-- START OF Materials provided --
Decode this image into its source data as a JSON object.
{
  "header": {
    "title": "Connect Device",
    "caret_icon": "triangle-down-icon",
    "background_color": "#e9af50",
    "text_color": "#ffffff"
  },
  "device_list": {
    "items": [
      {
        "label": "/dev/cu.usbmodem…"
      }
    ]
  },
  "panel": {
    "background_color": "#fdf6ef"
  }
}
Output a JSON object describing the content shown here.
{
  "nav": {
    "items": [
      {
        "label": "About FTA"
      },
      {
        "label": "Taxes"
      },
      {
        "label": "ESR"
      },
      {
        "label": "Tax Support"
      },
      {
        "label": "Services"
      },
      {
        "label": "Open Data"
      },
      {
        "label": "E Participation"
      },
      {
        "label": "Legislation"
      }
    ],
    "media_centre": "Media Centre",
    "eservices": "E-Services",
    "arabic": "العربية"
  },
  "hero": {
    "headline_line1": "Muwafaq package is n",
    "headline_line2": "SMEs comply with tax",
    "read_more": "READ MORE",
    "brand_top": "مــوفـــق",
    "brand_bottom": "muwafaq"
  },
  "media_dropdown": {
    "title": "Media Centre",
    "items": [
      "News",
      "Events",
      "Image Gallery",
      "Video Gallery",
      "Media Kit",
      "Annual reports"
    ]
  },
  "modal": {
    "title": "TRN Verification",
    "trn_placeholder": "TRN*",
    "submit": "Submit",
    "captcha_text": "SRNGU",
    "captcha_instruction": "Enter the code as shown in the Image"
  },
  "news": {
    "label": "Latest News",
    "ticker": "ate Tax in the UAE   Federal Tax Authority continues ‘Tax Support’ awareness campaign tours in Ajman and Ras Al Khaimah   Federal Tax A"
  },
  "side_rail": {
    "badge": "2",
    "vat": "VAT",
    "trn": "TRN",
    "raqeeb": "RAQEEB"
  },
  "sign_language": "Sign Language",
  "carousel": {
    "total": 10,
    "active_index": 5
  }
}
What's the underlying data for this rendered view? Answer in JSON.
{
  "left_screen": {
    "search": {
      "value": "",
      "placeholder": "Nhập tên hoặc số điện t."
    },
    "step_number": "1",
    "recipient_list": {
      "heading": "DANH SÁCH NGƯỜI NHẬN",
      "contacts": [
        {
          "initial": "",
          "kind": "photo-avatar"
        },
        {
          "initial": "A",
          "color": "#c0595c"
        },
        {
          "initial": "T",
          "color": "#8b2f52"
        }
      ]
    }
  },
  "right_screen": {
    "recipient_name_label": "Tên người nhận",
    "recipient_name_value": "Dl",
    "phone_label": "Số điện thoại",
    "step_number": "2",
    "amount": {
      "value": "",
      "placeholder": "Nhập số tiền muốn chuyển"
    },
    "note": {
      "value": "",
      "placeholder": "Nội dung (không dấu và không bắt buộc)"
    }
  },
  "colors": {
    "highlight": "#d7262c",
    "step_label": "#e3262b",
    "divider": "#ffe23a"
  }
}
-- END OF Materials provided --
■ Instructions for the task ■
For the records above, state how many lines include the string "Services", giving the number and nothing else.

■ In response ■
2